(Stored entries)
--- START ---

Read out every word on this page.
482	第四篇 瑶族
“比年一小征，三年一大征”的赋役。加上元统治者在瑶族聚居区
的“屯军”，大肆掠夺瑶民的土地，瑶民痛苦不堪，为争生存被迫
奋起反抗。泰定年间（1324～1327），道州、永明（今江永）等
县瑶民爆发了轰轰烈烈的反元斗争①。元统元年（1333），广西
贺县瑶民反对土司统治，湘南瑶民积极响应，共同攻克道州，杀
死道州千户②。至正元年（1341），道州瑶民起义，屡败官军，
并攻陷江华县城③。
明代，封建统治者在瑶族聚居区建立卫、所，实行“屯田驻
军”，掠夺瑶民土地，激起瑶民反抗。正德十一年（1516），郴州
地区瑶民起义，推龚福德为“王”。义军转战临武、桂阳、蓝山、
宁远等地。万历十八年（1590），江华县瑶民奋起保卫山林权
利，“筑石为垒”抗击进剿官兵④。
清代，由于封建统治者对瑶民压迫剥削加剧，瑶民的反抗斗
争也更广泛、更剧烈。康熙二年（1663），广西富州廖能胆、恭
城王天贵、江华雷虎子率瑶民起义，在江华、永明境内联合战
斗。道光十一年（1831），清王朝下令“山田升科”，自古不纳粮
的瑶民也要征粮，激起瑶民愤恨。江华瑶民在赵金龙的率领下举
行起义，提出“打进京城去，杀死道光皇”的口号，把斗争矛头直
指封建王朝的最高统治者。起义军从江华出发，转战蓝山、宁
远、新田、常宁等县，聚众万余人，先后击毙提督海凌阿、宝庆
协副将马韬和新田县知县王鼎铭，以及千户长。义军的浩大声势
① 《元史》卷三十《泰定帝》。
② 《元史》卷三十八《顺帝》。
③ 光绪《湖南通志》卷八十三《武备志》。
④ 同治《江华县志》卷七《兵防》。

--- END ---

## The request
Set every line of the listing down word for word.

## Reply to the exercise
Read out every word on this page.
482	第四篇 瑶族
“比年一小征，三年一大征”的赋役。加上元统治者在瑶族聚居区
的“屯军”，大肆掠夺瑶民的土地，瑶民痛苦不堪，为争生存被迫
奋起反抗。泰定年间（1324～1327），道州、永明（今江永）等
县瑶民爆发了轰轰烈烈的反元斗争①。元统元年（1333），广西
贺县瑶民反对土司统治，湘南瑶民积极响应，共同攻克道州，杀
死道州千户②。至正元年（1341），道州瑶民起义，屡败官军，
并攻陷江华县城③。
明代，封建统治者在瑶族聚居区建立卫、所，实行“屯田驻
军”，掠夺瑶民土地，激起瑶民反抗。正德十一年（1516），郴州
地区瑶民起义，推龚福德为“王”。义军转战临武、桂阳、蓝山、
宁远等地。万历十八年（1590），江华县瑶民奋起保卫山林权
利，“筑石为垒”抗击进剿官兵④。
清代，由于封建统治者对瑶民压迫剥削加剧，瑶民的反抗斗
争也更广泛、更剧烈。康熙二年（1663），广西富州廖能胆、恭
城王天贵、江华雷虎子率瑶民起义，在江华、永明境内联合战
斗。道光十一年（1831），清王朝下令“山田升科”，自古不纳粮
的瑶民也要征粮，激起瑶民愤恨。江华瑶民在赵金龙的率领下举
行起义，提出“打进京城去，杀死道光皇”的口号，把斗争矛头直
指封建王朝的最高统治者。起义军从江华出发，转战蓝山、宁
远、新田、常宁等县，聚众万余人，先后击毙提督海凌阿、宝庆
协副将马韬和新田县知县王鼎铭，以及千户长。义军的浩大声势
① 《元史》卷三十《泰定帝》。
② 《元史》卷三十八《顺帝》。
③ 光绪《湖南通志》卷八十三《武备志》。
④ 同治《江华县志》卷七《兵防》。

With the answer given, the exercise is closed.